- [GOAL OF THE EXERCISE]:
Gather from the listing below each line that includes the word "Learn", and copy it.
++++ ENTRIES ++++
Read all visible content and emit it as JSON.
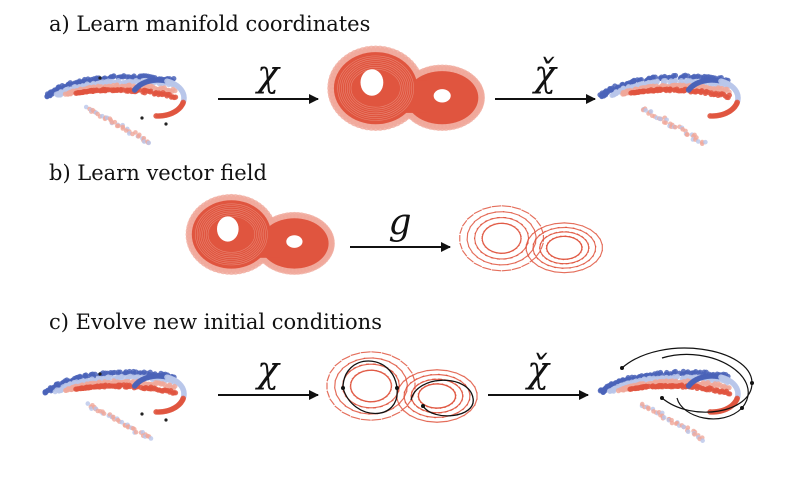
{
  "panels": [
    {
      "label": "a) Learn manifold coordinates",
      "maps": [
        "χ",
        "χ̌"
      ]
    },
    {
      "label": "b) Learn vector field",
      "maps": [
        "g"
      ]
    },
    {
      "label": "c) Evolve new initial conditions",
      "maps": [
        "χ",
        "χ̌"
      ]
    }
  ],
  "colors": {
    "red": "#e0553f",
    "pink": "#f0a89a",
    "blue": "#4a63b8",
    "lightblue": "#b9c6ea",
    "trajectory": "#111111"
  }
}
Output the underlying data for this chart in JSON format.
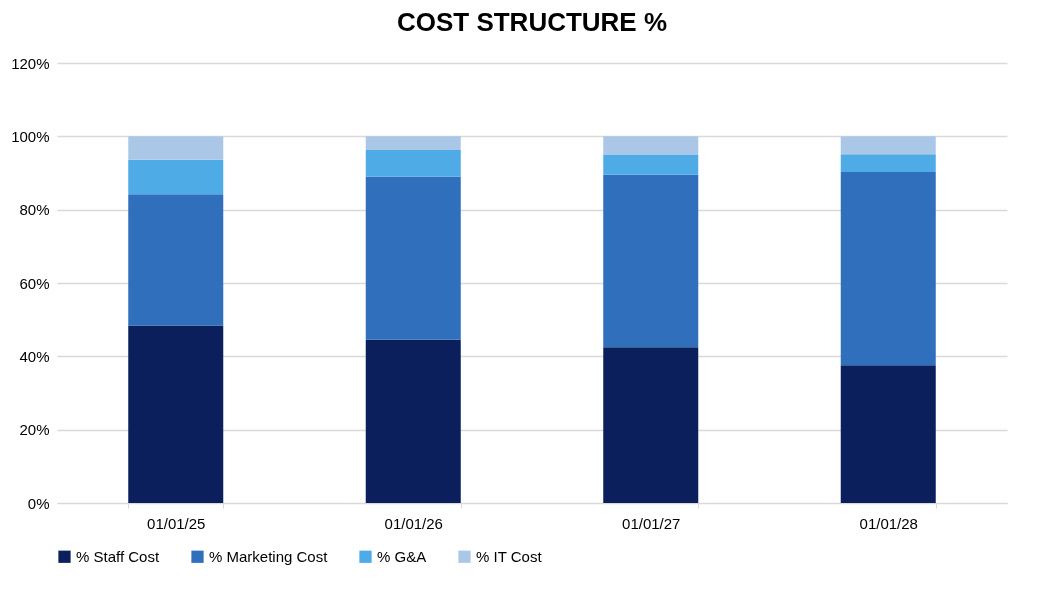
{
  "chart_data": {
    "type": "bar",
    "title": "COST STRUCTURE %",
    "stacked": true,
    "categories": [
      "01/01/25",
      "01/01/26",
      "01/01/27",
      "01/01/28"
    ],
    "series": [
      {
        "name": "% Staff Cost",
        "color": "#0a1f5c",
        "values": [
          48.4,
          44.5,
          42.5,
          37.6
        ]
      },
      {
        "name": "% Marketing Cost",
        "color": "#2f6fbc",
        "values": [
          35.8,
          44.5,
          47.0,
          52.7
        ]
      },
      {
        "name": "% G&A",
        "color": "#4fabe6",
        "values": [
          9.4,
          7.3,
          5.4,
          4.8
        ]
      },
      {
        "name": "% IT Cost",
        "color": "#abc7e8",
        "values": [
          6.4,
          3.7,
          5.1,
          4.9
        ]
      }
    ],
    "ylim": [
      0,
      120
    ],
    "yticks": [
      {
        "value": 0,
        "label": "0%"
      },
      {
        "value": 20,
        "label": "20%"
      },
      {
        "value": 40,
        "label": "40%"
      },
      {
        "value": 60,
        "label": "60%"
      },
      {
        "value": 80,
        "label": "80%"
      },
      {
        "value": 100,
        "label": "100%"
      },
      {
        "value": 120,
        "label": "120%"
      }
    ],
    "grid": "y",
    "legend": "bottom"
  }
}
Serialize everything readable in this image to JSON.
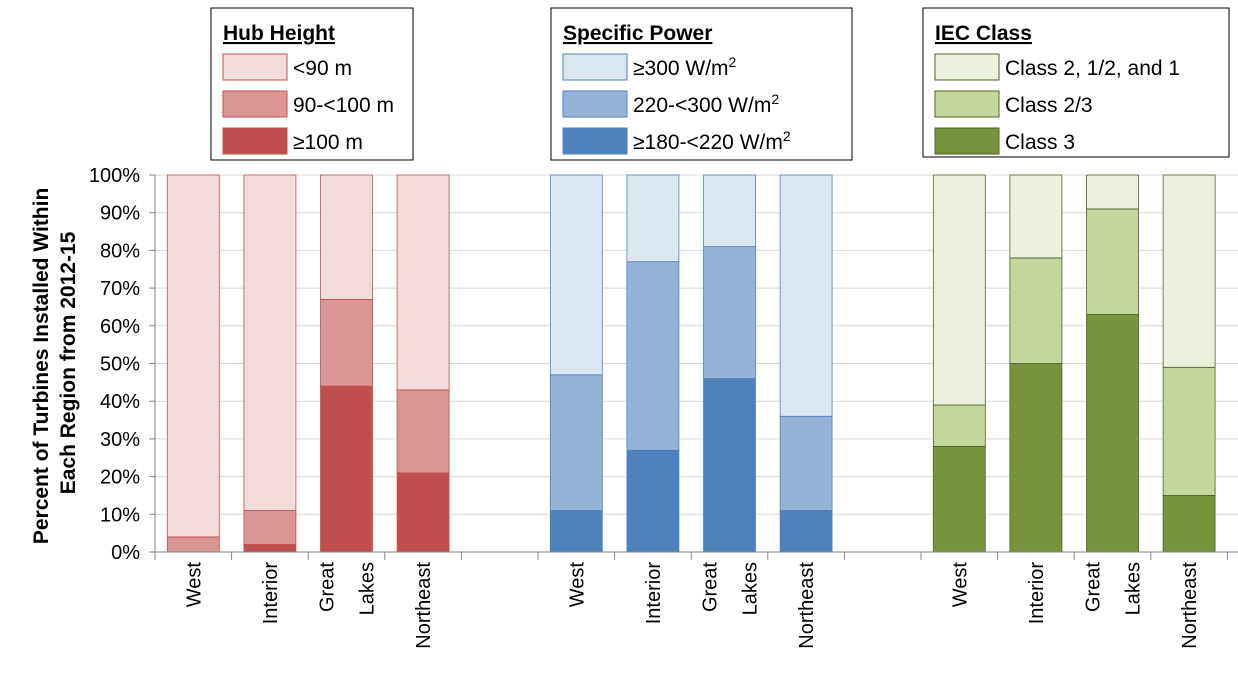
{
  "chart_data": {
    "type": "bar",
    "stacked": true,
    "ylabel_lines": [
      "Percent of Turbines Installed Within",
      "Each Region from 2012-15"
    ],
    "ylim": [
      0,
      100
    ],
    "yticks": [
      "0%",
      "10%",
      "20%",
      "30%",
      "40%",
      "50%",
      "60%",
      "70%",
      "80%",
      "90%",
      "100%"
    ],
    "grid": true,
    "groups": [
      {
        "legend_title": "Hub Height",
        "categories": [
          "West",
          "Interior",
          "Great Lakes",
          "Northeast"
        ],
        "category_lines": [
          [
            "West"
          ],
          [
            "Interior"
          ],
          [
            "Great",
            "Lakes"
          ],
          [
            "Northeast"
          ]
        ],
        "series": [
          {
            "name": "≥100 m",
            "legend_name": "≥100 m",
            "color": "#c0504d",
            "values": [
              0,
              2,
              44,
              21
            ]
          },
          {
            "name": "90-<100 m",
            "legend_name": "90-<100 m",
            "color": "#da9694",
            "values": [
              4,
              9,
              23,
              22
            ]
          },
          {
            "name": "<90 m",
            "legend_name": "<90 m",
            "color": "#f2dcdb",
            "values": [
              96,
              89,
              33,
              57
            ]
          }
        ],
        "border_color": "#c0504d"
      },
      {
        "legend_title": "Specific Power",
        "categories": [
          "West",
          "Interior",
          "Great Lakes",
          "Northeast"
        ],
        "category_lines": [
          [
            "West"
          ],
          [
            "Interior"
          ],
          [
            "Great",
            "Lakes"
          ],
          [
            "Northeast"
          ]
        ],
        "series": [
          {
            "name": "≥180-<220 W/m2",
            "legend_name": "≥180-<220 W/m",
            "color": "#4f81bd",
            "values": [
              11,
              27,
              46,
              11
            ]
          },
          {
            "name": "220-<300 W/m2",
            "legend_name": "220-<300 W/m",
            "color": "#95b3d7",
            "values": [
              36,
              50,
              35,
              25
            ]
          },
          {
            "name": "≥300 W/m2",
            "legend_name": "≥300 W/m",
            "color": "#dce6f1",
            "values": [
              53,
              23,
              19,
              64
            ]
          }
        ],
        "border_color": "#4f81bd",
        "legend_superscript": "2"
      },
      {
        "legend_title": "IEC Class",
        "categories": [
          "West",
          "Interior",
          "Great Lakes",
          "Northeast"
        ],
        "category_lines": [
          [
            "West"
          ],
          [
            "Interior"
          ],
          [
            "Great",
            "Lakes"
          ],
          [
            "Northeast"
          ]
        ],
        "series": [
          {
            "name": "Class 3",
            "legend_name": "Class 3",
            "color": "#77933c",
            "values": [
              28,
              50,
              63,
              15
            ]
          },
          {
            "name": "Class 2/3",
            "legend_name": "Class 2/3",
            "color": "#c3d69b",
            "values": [
              11,
              28,
              28,
              34
            ]
          },
          {
            "name": "Class 2, 1/2, and 1",
            "legend_name": "Class 2, 1/2, and 1",
            "color": "#ebf1de",
            "values": [
              61,
              22,
              9,
              51
            ]
          }
        ],
        "border_color": "#4f6228"
      }
    ]
  }
}
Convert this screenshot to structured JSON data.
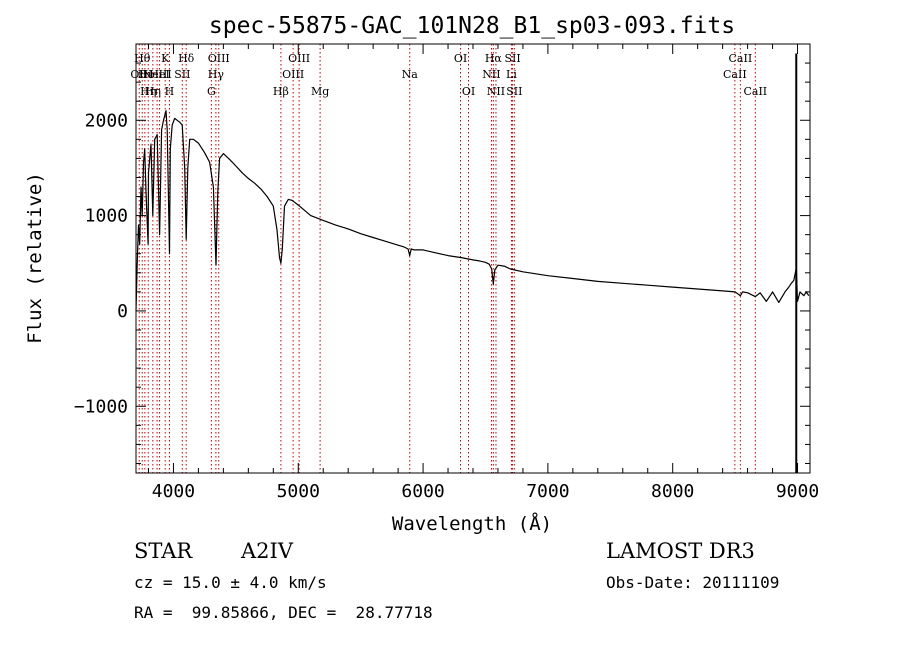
{
  "chart_data": {
    "type": "line",
    "title": "spec-55875-GAC_101N28_B1_sp03-093.fits",
    "xlabel": "Wavelength (Å)",
    "ylabel": "Flux (relative)",
    "xlim": [
      3700,
      9100
    ],
    "ylim": [
      -1700,
      2800
    ],
    "xticks": [
      4000,
      5000,
      6000,
      7000,
      8000,
      9000
    ],
    "yticks": [
      -1000,
      0,
      1000,
      2000
    ],
    "xtick_labels": [
      "4000",
      "5000",
      "6000",
      "7000",
      "8000",
      "9000"
    ],
    "ytick_labels": [
      "−1000",
      "0",
      "1000",
      "2000"
    ],
    "grid": false,
    "series": [
      {
        "name": "flux",
        "x": [
          3700,
          3710,
          3720,
          3730,
          3740,
          3750,
          3760,
          3770,
          3780,
          3797,
          3800,
          3820,
          3835,
          3850,
          3870,
          3889,
          3905,
          3920,
          3940,
          3950,
          3968,
          3975,
          3990,
          4010,
          4030,
          4050,
          4070,
          4090,
          4102,
          4115,
          4130,
          4160,
          4200,
          4250,
          4290,
          4320,
          4341,
          4355,
          4370,
          4400,
          4450,
          4500,
          4550,
          4600,
          4650,
          4700,
          4750,
          4800,
          4830,
          4850,
          4861,
          4872,
          4890,
          4920,
          4950,
          5000,
          5100,
          5200,
          5300,
          5400,
          5500,
          5600,
          5700,
          5800,
          5850,
          5880,
          5893,
          5905,
          5930,
          6000,
          6100,
          6200,
          6300,
          6400,
          6450,
          6500,
          6530,
          6550,
          6563,
          6575,
          6600,
          6650,
          6700,
          6800,
          7000,
          7200,
          7400,
          7600,
          7800,
          8000,
          8200,
          8400,
          8500,
          8542,
          8560,
          8600,
          8662,
          8700,
          8750,
          8800,
          8850,
          8900,
          8930,
          8950,
          8970,
          8990,
          9000,
          9020,
          9050,
          9070,
          9090
        ],
        "values": [
          0,
          500,
          900,
          700,
          1300,
          1000,
          1550,
          1700,
          1250,
          700,
          1450,
          1750,
          1000,
          1800,
          1850,
          800,
          1900,
          2000,
          2100,
          1900,
          600,
          1700,
          1950,
          2020,
          2000,
          1980,
          1950,
          1500,
          750,
          1500,
          1800,
          1800,
          1760,
          1660,
          1560,
          1300,
          480,
          1250,
          1600,
          1650,
          1590,
          1520,
          1450,
          1390,
          1340,
          1280,
          1200,
          1100,
          850,
          560,
          500,
          650,
          1100,
          1170,
          1160,
          1110,
          1000,
          950,
          900,
          860,
          810,
          770,
          730,
          690,
          670,
          650,
          580,
          650,
          640,
          640,
          610,
          580,
          560,
          535,
          525,
          510,
          490,
          440,
          280,
          430,
          480,
          470,
          440,
          410,
          370,
          340,
          310,
          290,
          270,
          250,
          230,
          210,
          200,
          160,
          200,
          190,
          150,
          190,
          100,
          200,
          90,
          200,
          250,
          290,
          320,
          450,
          100,
          200,
          160,
          200,
          160
        ]
      }
    ],
    "vertical_lines": [
      {
        "x": 3726,
        "label": "OII",
        "row": 2
      },
      {
        "x": 3750,
        "label": "Hθ",
        "row": 1
      },
      {
        "x": 3771,
        "label": "Hι",
        "row": 2
      },
      {
        "x": 3798,
        "label": "Hη",
        "row": 3
      },
      {
        "x": 3835,
        "label": "Hη",
        "row": 3
      },
      {
        "x": 3869,
        "label": "NeIII",
        "row": 2
      },
      {
        "x": 3889,
        "label": "HeI",
        "row": 2
      },
      {
        "x": 3934,
        "label": "K",
        "row": 1
      },
      {
        "x": 3968,
        "label": "H",
        "row": 3
      },
      {
        "x": 4071,
        "label": "SII",
        "row": 2
      },
      {
        "x": 4102,
        "label": "Hδ",
        "row": 1
      },
      {
        "x": 4304,
        "label": "G",
        "row": 3
      },
      {
        "x": 4340,
        "label": "Hγ",
        "row": 2
      },
      {
        "x": 4363,
        "label": "OIII",
        "row": 1
      },
      {
        "x": 4861,
        "label": "Hβ",
        "row": 3
      },
      {
        "x": 4959,
        "label": "OIII",
        "row": 2
      },
      {
        "x": 5007,
        "label": "OIII",
        "row": 1
      },
      {
        "x": 5175,
        "label": "Mg",
        "row": 3
      },
      {
        "x": 5893,
        "label": "Na",
        "row": 2
      },
      {
        "x": 6300,
        "label": "OI",
        "row": 1
      },
      {
        "x": 6364,
        "label": "OI",
        "row": 3
      },
      {
        "x": 6548,
        "label": "NII",
        "row": 2
      },
      {
        "x": 6563,
        "label": "Hα",
        "row": 1
      },
      {
        "x": 6584,
        "label": "NII",
        "row": 3
      },
      {
        "x": 6708,
        "label": "Li",
        "row": 2
      },
      {
        "x": 6717,
        "label": "SII",
        "row": 1
      },
      {
        "x": 6731,
        "label": "SII",
        "row": 3
      },
      {
        "x": 8498,
        "label": "CaII",
        "row": 2
      },
      {
        "x": 8542,
        "label": "CaII",
        "row": 1
      },
      {
        "x": 8662,
        "label": "CaII",
        "row": 3
      }
    ]
  },
  "info": {
    "object_class": "STAR",
    "subclass": "A2IV",
    "survey": "LAMOST DR3",
    "redshift": "cz = 15.0 ± 4.0 km/s",
    "obs_date": "Obs-Date: 20111109",
    "coords": "RA =  99.85866, DEC =  28.77718"
  }
}
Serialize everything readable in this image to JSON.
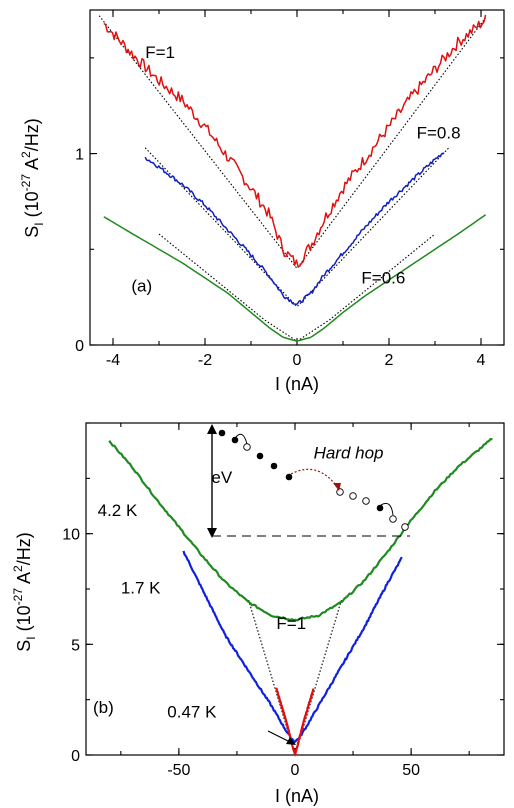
++++
- [OUTPUT FOR THIS EXERCISE]:
      "label": "a) Learn manifold coordinates",
      "label": "b) Learn vector field",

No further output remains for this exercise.